### WHAT IS BEING ASKED
Copy out every record precisely.

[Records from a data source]
- - - -

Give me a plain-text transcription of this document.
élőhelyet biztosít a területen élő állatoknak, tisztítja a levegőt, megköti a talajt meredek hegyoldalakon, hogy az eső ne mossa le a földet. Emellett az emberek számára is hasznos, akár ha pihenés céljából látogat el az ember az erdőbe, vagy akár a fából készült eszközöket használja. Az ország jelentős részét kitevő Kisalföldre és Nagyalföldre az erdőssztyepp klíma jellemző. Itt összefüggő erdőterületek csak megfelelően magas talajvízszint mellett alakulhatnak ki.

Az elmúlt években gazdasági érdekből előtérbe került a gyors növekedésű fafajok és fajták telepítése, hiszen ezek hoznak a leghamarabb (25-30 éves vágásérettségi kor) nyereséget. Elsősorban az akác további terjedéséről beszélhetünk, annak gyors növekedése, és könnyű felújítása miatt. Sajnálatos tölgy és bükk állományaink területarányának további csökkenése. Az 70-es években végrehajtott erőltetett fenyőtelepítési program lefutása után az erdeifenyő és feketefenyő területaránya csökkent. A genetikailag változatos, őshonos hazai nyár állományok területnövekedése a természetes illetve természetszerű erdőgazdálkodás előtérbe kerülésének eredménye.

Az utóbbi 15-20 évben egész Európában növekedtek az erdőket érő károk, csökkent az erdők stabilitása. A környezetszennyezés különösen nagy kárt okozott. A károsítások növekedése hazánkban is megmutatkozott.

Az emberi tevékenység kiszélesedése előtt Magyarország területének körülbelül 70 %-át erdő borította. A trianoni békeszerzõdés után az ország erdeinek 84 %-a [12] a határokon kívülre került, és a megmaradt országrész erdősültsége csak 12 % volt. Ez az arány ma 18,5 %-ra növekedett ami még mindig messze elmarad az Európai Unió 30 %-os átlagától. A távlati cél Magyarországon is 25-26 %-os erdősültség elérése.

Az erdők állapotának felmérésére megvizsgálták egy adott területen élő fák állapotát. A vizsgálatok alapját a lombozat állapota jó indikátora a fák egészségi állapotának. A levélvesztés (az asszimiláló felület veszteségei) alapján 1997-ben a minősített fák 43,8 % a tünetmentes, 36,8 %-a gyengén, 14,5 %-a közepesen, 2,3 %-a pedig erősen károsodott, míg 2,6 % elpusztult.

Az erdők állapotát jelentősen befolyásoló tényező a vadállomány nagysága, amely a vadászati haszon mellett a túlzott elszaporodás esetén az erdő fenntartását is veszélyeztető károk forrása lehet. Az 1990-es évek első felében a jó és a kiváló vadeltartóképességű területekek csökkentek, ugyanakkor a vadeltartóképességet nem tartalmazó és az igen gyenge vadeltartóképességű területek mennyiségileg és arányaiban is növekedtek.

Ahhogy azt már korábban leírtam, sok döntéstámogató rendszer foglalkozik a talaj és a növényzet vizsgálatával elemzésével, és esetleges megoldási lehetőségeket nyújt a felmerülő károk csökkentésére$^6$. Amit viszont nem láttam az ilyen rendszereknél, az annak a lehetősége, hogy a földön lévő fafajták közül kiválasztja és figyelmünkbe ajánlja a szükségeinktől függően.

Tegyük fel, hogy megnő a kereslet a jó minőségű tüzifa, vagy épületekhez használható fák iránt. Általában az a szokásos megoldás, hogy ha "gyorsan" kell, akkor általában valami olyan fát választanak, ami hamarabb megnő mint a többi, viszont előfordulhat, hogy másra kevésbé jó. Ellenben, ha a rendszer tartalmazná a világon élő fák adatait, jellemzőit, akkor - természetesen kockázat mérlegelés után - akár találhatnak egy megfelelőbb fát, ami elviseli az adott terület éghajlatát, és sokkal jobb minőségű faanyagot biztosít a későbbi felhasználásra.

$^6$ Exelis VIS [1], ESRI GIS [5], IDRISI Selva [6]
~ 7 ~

- - - -

### WORKED SOLUTION
Give me a plain-text transcription of this document.
élőhelyet biztosít a területen élő állatoknak, tisztítja a levegőt, megköti a talajt meredek hegyoldalakon, hogy az eső ne mossa le a földet. Emellett az emberek számára is hasznos, akár ha pihenés céljából látogat el az ember az erdőbe, vagy akár a fából készült eszközöket használja. Az ország jelentős részét kitevő Kisalföldre és Nagyalföldre az erdőssztyepp klíma jellemző. Itt összefüggő erdőterületek csak megfelelően magas talajvízszint mellett alakulhatnak ki.

Az elmúlt években gazdasági érdekből előtérbe került a gyors növekedésű fafajok és fajták telepítése, hiszen ezek hoznak a leghamarabb (25-30 éves vágásérettségi kor) nyereséget. Elsősorban az akác további terjedéséről beszélhetünk, annak gyors növekedése, és könnyű felújítása miatt. Sajnálatos tölgy és bükk állományaink területarányának további csökkenése. Az 70-es években végrehajtott erőltetett fenyőtelepítési program lefutása után az erdeifenyő és feketefenyő területaránya csökkent. A genetikailag változatos, őshonos hazai nyár állományok területnövekedése a természetes illetve természetszerű erdőgazdálkodás előtérbe kerülésének eredménye.

Az utóbbi 15-20 évben egész Európában növekedtek az erdőket érő károk, csökkent az erdők stabilitása. A környezetszennyezés különösen nagy kárt okozott. A károsítások növekedése hazánkban is megmutatkozott.

Az emberi tevékenység kiszélesedése előtt Magyarország területének körülbelül 70 %-át erdő borította. A trianoni békeszerzõdés után az ország erdeinek 84 %-a [12] a határokon kívülre került, és a megmaradt országrész erdősültsége csak 12 % volt. Ez az arány ma 18,5 %-ra növekedett ami még mindig messze elmarad az Európai Unió 30 %-os átlagától. A távlati cél Magyarországon is 25-26 %-os erdősültség elérése.

Az erdők állapotának felmérésére megvizsgálták egy adott területen élő fák állapotát. A vizsgálatok alapját a lombozat állapota jó indikátora a fák egészségi állapotának. A levélvesztés (az asszimiláló felület veszteségei) alapján 1997-ben a minősített fák 43,8 % a tünetmentes, 36,8 %-a gyengén, 14,5 %-a közepesen, 2,3 %-a pedig erősen károsodott, míg 2,6 % elpusztult.

Az erdők állapotát jelentősen befolyásoló tényező a vadállomány nagysága, amely a vadászati haszon mellett a túlzott elszaporodás esetén az erdő fenntartását is veszélyeztető károk forrása lehet. Az 1990-es évek első felében a jó és a kiváló vadeltartóképességű területekek csökkentek, ugyanakkor a vadeltartóképességet nem tartalmazó és az igen gyenge vadeltartóképességű területek mennyiségileg és arányaiban is növekedtek.

Ahhogy azt már korábban leírtam, sok döntéstámogató rendszer foglalkozik a talaj és a növényzet vizsgálatával elemzésével, és esetleges megoldási lehetőségeket nyújt a felmerülő károk csökkentésére$^6$. Amit viszont nem láttam az ilyen rendszereknél, az annak a lehetősége, hogy a földön lévő fafajták közül kiválasztja és figyelmünkbe ajánlja a szükségeinktől függően.

Tegyük fel, hogy megnő a kereslet a jó minőségű tüzifa, vagy épületekhez használható fák iránt. Általában az a szokásos megoldás, hogy ha "gyorsan" kell, akkor általában valami olyan fát választanak, ami hamarabb megnő mint a többi, viszont előfordulhat, hogy másra kevésbé jó. Ellenben, ha a rendszer tartalmazná a világon élő fák adatait, jellemzőit, akkor - természetesen kockázat mérlegelés után - akár találhatnak egy megfelelőbb fát, ami elviseli az adott terület éghajlatát, és sokkal jobb minőségű faanyagot biztosít a későbbi felhasználásra.

$^6$ Exelis VIS [1], ESRI GIS [5], IDRISI Selva [6]
~ 7 ~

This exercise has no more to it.